SHORT TASK — Copy out everything from the start of the rows down to the line containing "x-tick-label: 20 xyxy=(388,620,418,650)", both ends included, without any changes.

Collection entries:
+-------+

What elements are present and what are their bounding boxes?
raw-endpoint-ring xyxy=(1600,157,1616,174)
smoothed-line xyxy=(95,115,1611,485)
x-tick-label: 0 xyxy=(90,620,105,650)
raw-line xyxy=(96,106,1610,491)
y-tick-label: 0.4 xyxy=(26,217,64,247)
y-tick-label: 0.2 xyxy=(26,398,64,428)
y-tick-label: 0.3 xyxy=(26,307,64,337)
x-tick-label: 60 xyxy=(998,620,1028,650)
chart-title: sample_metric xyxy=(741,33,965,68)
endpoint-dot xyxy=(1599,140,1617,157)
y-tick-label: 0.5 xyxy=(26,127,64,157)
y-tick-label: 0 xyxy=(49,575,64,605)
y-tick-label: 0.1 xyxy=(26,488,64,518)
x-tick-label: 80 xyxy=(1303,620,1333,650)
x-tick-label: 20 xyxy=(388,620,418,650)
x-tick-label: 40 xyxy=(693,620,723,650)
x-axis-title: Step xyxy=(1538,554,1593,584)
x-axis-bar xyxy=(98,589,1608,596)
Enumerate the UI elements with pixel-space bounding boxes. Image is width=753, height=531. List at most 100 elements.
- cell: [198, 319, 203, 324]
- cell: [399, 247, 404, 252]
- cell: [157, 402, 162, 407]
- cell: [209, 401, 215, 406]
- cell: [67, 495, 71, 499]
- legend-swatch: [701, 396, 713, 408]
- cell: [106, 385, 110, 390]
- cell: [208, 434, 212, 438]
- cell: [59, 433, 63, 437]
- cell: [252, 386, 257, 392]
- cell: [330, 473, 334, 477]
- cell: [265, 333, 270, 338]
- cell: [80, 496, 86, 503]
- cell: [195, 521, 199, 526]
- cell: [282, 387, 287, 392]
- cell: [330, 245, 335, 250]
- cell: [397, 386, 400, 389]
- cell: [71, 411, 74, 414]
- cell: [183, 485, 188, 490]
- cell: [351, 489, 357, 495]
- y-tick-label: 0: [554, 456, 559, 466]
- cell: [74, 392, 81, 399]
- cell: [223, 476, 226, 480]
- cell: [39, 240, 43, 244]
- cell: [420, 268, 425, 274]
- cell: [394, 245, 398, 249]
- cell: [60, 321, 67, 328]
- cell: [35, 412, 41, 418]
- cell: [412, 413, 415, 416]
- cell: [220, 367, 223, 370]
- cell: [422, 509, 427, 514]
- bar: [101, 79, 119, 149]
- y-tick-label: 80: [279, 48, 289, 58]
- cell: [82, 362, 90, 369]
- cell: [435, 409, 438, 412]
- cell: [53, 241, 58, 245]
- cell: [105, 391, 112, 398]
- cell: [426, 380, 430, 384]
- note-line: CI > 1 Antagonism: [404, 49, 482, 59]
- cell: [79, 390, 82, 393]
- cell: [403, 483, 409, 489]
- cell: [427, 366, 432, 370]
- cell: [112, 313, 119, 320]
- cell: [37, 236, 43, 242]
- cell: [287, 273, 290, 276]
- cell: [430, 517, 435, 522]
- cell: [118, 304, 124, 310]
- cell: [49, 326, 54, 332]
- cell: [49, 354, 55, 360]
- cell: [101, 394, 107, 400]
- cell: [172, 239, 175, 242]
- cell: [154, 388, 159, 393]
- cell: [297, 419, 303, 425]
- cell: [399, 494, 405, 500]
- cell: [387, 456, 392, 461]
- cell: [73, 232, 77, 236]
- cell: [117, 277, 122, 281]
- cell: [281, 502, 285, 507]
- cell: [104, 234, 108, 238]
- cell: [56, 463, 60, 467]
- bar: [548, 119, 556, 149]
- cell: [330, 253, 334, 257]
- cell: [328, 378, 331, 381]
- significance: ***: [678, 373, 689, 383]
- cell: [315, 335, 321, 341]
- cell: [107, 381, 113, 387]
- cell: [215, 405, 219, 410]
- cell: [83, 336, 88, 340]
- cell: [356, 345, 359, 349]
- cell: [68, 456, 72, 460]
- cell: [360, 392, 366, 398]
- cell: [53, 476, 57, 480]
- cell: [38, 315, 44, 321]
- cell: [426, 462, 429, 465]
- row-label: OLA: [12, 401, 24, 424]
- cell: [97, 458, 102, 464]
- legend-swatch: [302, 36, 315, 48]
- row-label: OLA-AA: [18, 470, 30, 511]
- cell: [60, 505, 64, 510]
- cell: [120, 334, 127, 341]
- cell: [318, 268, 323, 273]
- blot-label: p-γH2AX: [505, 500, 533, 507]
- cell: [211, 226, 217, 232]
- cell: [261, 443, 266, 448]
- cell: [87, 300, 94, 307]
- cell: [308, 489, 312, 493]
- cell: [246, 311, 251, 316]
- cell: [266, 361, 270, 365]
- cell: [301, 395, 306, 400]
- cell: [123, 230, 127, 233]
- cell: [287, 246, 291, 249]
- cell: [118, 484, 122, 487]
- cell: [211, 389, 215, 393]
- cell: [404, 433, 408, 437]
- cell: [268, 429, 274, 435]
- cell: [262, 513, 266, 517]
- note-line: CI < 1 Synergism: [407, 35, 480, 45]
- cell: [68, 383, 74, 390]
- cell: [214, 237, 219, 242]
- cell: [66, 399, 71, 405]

+-------+

SOLUTION TO THE PROBLEM —
What elements are present and what are their bounding boxes?
raw-endpoint-ring xyxy=(1600,157,1616,174)
smoothed-line xyxy=(95,115,1611,485)
x-tick-label: 0 xyxy=(90,620,105,650)
raw-line xyxy=(96,106,1610,491)
y-tick-label: 0.4 xyxy=(26,217,64,247)
y-tick-label: 0.2 xyxy=(26,398,64,428)
y-tick-label: 0.3 xyxy=(26,307,64,337)
x-tick-label: 60 xyxy=(998,620,1028,650)
chart-title: sample_metric xyxy=(741,33,965,68)
endpoint-dot xyxy=(1599,140,1617,157)
y-tick-label: 0.5 xyxy=(26,127,64,157)
y-tick-label: 0 xyxy=(49,575,64,605)
y-tick-label: 0.1 xyxy=(26,488,64,518)
x-tick-label: 80 xyxy=(1303,620,1333,650)
x-tick-label: 20 xyxy=(388,620,418,650)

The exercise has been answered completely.